■ **Data for processing**:
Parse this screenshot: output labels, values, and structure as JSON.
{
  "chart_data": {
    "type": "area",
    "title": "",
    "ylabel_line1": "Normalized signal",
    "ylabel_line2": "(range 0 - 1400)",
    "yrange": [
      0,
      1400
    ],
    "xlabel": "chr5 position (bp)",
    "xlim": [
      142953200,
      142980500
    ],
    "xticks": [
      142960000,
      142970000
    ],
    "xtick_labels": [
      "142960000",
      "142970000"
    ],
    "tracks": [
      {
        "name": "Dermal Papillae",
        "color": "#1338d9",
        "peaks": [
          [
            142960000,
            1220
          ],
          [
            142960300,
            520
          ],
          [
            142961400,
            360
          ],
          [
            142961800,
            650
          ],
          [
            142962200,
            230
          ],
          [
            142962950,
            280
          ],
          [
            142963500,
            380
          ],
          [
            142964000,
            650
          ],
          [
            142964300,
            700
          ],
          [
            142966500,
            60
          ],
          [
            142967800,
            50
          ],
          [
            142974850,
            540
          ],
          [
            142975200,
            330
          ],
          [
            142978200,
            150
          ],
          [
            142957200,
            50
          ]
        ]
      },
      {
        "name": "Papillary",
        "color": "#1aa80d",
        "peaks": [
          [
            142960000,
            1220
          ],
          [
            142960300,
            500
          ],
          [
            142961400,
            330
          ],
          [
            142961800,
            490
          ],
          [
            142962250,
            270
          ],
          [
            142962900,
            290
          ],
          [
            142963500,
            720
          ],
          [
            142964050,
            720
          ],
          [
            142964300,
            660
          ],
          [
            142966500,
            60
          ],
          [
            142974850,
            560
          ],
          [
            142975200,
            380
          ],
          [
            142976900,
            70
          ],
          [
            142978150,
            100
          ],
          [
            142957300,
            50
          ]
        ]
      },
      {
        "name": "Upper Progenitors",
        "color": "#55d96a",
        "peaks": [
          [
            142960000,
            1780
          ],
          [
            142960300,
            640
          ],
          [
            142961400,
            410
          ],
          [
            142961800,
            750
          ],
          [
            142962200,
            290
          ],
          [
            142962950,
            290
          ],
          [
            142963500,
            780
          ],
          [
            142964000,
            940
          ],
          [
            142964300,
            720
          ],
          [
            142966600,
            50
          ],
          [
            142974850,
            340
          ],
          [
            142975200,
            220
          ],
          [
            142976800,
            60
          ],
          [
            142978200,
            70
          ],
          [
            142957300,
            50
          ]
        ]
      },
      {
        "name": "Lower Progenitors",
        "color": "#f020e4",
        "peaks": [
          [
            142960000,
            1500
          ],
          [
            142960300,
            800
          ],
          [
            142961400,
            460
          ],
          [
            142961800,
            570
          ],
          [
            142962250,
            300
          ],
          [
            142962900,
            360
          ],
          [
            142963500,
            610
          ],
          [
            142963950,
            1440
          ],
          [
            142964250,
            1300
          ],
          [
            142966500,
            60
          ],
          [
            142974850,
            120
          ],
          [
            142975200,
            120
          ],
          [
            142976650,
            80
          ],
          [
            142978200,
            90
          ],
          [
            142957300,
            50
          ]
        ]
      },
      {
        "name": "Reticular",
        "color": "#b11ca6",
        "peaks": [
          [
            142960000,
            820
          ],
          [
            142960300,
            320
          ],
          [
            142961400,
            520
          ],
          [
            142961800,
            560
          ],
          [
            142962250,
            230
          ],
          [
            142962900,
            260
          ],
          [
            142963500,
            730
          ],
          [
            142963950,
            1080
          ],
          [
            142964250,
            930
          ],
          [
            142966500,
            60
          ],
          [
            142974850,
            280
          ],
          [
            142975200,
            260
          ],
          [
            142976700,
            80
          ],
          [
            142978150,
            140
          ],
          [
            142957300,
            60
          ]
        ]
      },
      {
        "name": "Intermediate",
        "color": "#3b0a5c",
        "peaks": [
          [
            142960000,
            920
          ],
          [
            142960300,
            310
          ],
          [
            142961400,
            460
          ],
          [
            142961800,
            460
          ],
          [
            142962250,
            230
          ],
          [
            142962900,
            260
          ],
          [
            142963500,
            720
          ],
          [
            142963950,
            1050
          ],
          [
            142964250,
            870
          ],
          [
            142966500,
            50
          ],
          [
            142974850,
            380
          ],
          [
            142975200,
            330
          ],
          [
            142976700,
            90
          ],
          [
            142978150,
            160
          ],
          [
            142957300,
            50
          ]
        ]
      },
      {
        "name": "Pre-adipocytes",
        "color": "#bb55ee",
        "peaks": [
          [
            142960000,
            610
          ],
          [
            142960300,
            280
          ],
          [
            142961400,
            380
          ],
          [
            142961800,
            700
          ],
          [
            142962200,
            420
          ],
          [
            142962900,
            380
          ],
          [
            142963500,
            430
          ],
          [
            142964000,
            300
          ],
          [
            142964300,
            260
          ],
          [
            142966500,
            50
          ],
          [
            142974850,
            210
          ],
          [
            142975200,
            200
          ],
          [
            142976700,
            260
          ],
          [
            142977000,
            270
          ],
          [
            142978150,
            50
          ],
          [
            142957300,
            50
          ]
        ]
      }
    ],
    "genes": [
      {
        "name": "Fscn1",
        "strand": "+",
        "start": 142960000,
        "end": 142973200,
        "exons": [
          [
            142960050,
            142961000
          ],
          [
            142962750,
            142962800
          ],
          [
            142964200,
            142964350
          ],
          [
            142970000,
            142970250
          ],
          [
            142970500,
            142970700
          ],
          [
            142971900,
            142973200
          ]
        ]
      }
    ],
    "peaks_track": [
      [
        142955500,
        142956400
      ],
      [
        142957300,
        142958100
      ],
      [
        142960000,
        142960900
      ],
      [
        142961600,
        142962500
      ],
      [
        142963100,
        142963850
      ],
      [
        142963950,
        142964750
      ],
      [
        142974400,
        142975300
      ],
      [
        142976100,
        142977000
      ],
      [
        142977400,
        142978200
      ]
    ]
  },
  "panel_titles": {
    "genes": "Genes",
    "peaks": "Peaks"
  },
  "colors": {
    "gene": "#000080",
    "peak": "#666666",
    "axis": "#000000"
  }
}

■ **What this task involves**: The full listing has to be duplicated exactly.

■ **Task response**:
Parse this screenshot: output labels, values, and structure as JSON.
{
  "chart_data": {
    "type": "area",
    "title": "",
    "ylabel_line1": "Normalized signal",
    "ylabel_line2": "(range 0 - 1400)",
    "yrange": [
      0,
      1400
    ],
    "xlabel": "chr5 position (bp)",
    "xlim": [
      142953200,
      142980500
    ],
    "xticks": [
      142960000,
      142970000
    ],
    "xtick_labels": [
      "142960000",
      "142970000"
    ],
    "tracks": [
      {
        "name": "Dermal Papillae",
        "color": "#1338d9",
        "peaks": [
          [
            142960000,
            1220
          ],
          [
            142960300,
            520
          ],
          [
            142961400,
            360
          ],
          [
            142961800,
            650
          ],
          [
            142962200,
            230
          ],
          [
            142962950,
            280
          ],
          [
            142963500,
            380
          ],
          [
            142964000,
            650
          ],
          [
            142964300,
            700
          ],
          [
            142966500,
            60
          ],
          [
            142967800,
            50
          ],
          [
            142974850,
            540
          ],
          [
            142975200,
            330
          ],
          [
            142978200,
            150
          ],
          [
            142957200,
            50
          ]
        ]
      },
      {
        "name": "Papillary",
        "color": "#1aa80d",
        "peaks": [
          [
            142960000,
            1220
          ],
          [
            142960300,
            500
          ],
          [
            142961400,
            330
          ],
          [
            142961800,
            490
          ],
          [
            142962250,
            270
          ],
          [
            142962900,
            290
          ],
          [
            142963500,
            720
          ],
          [
            142964050,
            720
          ],
          [
            142964300,
            660
          ],
          [
            142966500,
            60
          ],
          [
            142974850,
            560
          ],
          [
            142975200,
            380
          ],
          [
            142976900,
            70
          ],
          [
            142978150,
            100
          ],
          [
            142957300,
            50
          ]
        ]
      },
      {
        "name": "Upper Progenitors",
        "color": "#55d96a",
        "peaks": [
          [
            142960000,
            1780
          ],
          [
            142960300,
            640
          ],
          [
            142961400,
            410
          ],
          [
            142961800,
            750
          ],
          [
            142962200,
            290
          ],
          [
            142962950,
            290
          ],
          [
            142963500,
            780
          ],
          [
            142964000,
            940
          ],
          [
            142964300,
            720
          ],
          [
            142966600,
            50
          ],
          [
            142974850,
            340
          ],
          [
            142975200,
            220
          ],
          [
            142976800,
            60
          ],
          [
            142978200,
            70
          ],
          [
            142957300,
            50
          ]
        ]
      },
      {
        "name": "Lower Progenitors",
        "color": "#f020e4",
        "peaks": [
          [
            142960000,
            1500
          ],
          [
            142960300,
            800
          ],
          [
            142961400,
            460
          ],
          [
            142961800,
            570
          ],
          [
            142962250,
            300
          ],
          [
            142962900,
            360
          ],
          [
            142963500,
            610
          ],
          [
            142963950,
            1440
          ],
          [
            142964250,
            1300
          ],
          [
            142966500,
            60
          ],
          [
            142974850,
            120
          ],
          [
            142975200,
            120
          ],
          [
            142976650,
            80
          ],
          [
            142978200,
            90
          ],
          [
            142957300,
            50
          ]
        ]
      },
      {
        "name": "Reticular",
        "color": "#b11ca6",
        "peaks": [
          [
            142960000,
            820
          ],
          [
            142960300,
            320
          ],
          [
            142961400,
            520
          ],
          [
            142961800,
            560
          ],
          [
            142962250,
            230
          ],
          [
            142962900,
            260
          ],
          [
            142963500,
            730
          ],
          [
            142963950,
            1080
          ],
          [
            142964250,
            930
          ],
          [
            142966500,
            60
          ],
          [
            142974850,
            280
          ],
          [
            142975200,
            260
          ],
          [
            142976700,
            80
          ],
          [
            142978150,
            140
          ],
          [
            142957300,
            60
          ]
        ]
      },
      {
        "name": "Intermediate",
        "color": "#3b0a5c",
        "peaks": [
          [
            142960000,
            920
          ],
          [
            142960300,
            310
          ],
          [
            142961400,
            460
          ],
          [
            142961800,
            460
          ],
          [
            142962250,
            230
          ],
          [
            142962900,
            260
          ],
          [
            142963500,
            720
          ],
          [
            142963950,
            1050
          ],
          [
            142964250,
            870
          ],
          [
            142966500,
            50
          ],
          [
            142974850,
            380
          ],
          [
            142975200,
            330
          ],
          [
            142976700,
            90
          ],
          [
            142978150,
            160
          ],
          [
            142957300,
            50
          ]
        ]
      },
      {
        "name": "Pre-adipocytes",
        "color": "#bb55ee",
        "peaks": [
          [
            142960000,
            610
          ],
          [
            142960300,
            280
          ],
          [
            142961400,
            380
          ],
          [
            142961800,
            700
          ],
          [
            142962200,
            420
          ],
          [
            142962900,
            380
          ],
          [
            142963500,
            430
          ],
          [
            142964000,
            300
          ],
          [
            142964300,
            260
          ],
          [
            142966500,
            50
          ],
          [
            142974850,
            210
          ],
          [
            142975200,
            200
          ],
          [
            142976700,
            260
          ],
          [
            142977000,
            270
          ],
          [
            142978150,
            50
          ],
          [
            142957300,
            50
          ]
        ]
      }
    ],
    "genes": [
      {
        "name": "Fscn1",
        "strand": "+",
        "start": 142960000,
        "end": 142973200,
        "exons": [
          [
            142960050,
            142961000
          ],
          [
            142962750,
            142962800
          ],
          [
            142964200,
            142964350
          ],
          [
            142970000,
            142970250
          ],
          [
            142970500,
            142970700
          ],
          [
            142971900,
            142973200
          ]
        ]
      }
    ],
    "peaks_track": [
      [
        142955500,
        142956400
      ],
      [
        142957300,
        142958100
      ],
      [
        142960000,
        142960900
      ],
      [
        142961600,
        142962500
      ],
      [
        142963100,
        142963850
      ],
      [
        142963950,
        142964750
      ],
      [
        142974400,
        142975300
      ],
      [
        142976100,
        142977000
      ],
      [
        142977400,
        142978200
      ]
    ]
  },
  "panel_titles": {
    "genes": "Genes",
    "peaks": "Peaks"
  },
  "colors": {
    "gene": "#000080",
    "peak": "#666666",
    "axis": "#000000"
  }
}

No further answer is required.